*EXERCISE PROMPT:* Take each line containing the word "total" and copy it.

Data records
....
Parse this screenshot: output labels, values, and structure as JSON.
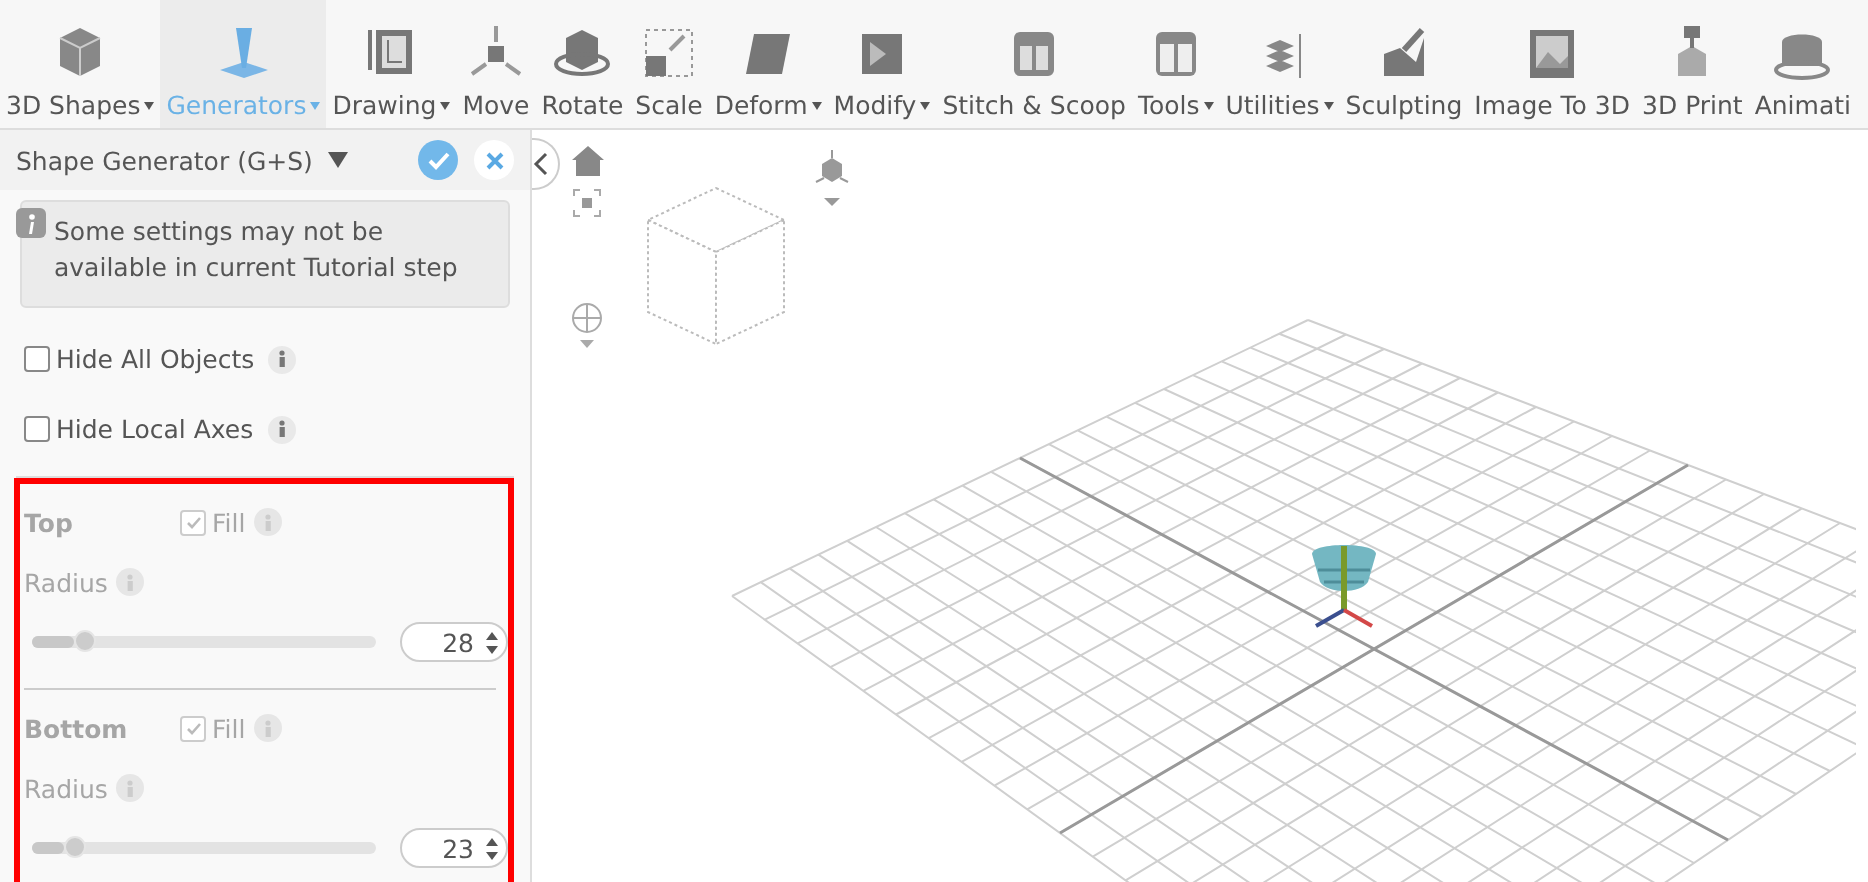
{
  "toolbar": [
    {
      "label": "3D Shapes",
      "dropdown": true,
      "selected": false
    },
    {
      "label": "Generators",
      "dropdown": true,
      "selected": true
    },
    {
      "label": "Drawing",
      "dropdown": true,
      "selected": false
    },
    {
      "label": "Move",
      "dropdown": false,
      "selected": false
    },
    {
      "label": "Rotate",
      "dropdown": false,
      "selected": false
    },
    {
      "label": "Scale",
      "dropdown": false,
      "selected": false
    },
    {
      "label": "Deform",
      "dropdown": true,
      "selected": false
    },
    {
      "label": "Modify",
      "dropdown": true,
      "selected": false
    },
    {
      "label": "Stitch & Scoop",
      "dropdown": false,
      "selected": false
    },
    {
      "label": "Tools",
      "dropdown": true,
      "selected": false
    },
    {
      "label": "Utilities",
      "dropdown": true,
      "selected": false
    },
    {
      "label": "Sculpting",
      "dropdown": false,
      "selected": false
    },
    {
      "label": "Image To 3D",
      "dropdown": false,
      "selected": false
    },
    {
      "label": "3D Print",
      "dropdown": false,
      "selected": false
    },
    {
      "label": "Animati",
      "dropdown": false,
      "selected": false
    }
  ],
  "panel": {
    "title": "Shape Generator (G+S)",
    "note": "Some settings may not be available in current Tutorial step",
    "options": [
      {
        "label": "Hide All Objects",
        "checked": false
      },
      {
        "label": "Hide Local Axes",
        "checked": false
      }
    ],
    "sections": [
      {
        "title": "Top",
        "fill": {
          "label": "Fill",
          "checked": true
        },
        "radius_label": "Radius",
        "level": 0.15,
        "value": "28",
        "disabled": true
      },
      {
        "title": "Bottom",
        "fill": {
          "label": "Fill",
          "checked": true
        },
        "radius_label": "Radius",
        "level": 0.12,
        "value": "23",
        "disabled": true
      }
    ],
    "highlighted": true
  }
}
....
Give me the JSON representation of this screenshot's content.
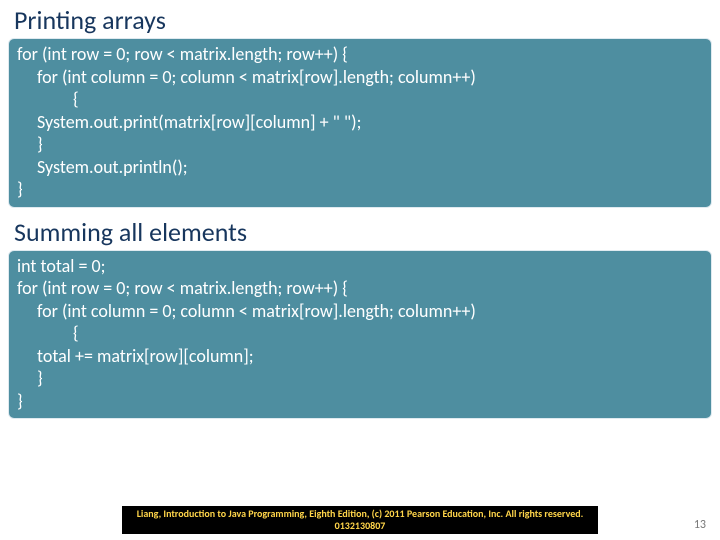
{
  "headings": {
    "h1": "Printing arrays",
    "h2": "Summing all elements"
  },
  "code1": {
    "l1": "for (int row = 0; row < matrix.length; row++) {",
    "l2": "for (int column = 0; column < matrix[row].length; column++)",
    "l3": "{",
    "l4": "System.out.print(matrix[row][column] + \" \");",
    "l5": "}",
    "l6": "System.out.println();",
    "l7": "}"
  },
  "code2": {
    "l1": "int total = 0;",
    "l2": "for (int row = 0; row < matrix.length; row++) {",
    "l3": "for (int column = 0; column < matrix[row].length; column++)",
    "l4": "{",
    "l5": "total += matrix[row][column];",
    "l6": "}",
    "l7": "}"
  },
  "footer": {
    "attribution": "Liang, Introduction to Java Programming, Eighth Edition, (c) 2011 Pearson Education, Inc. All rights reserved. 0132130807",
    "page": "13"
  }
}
....
*EXERCISE OUTPUT:*
    "l1": "int total = 0;",
    "l5": "total += matrix[row][column];",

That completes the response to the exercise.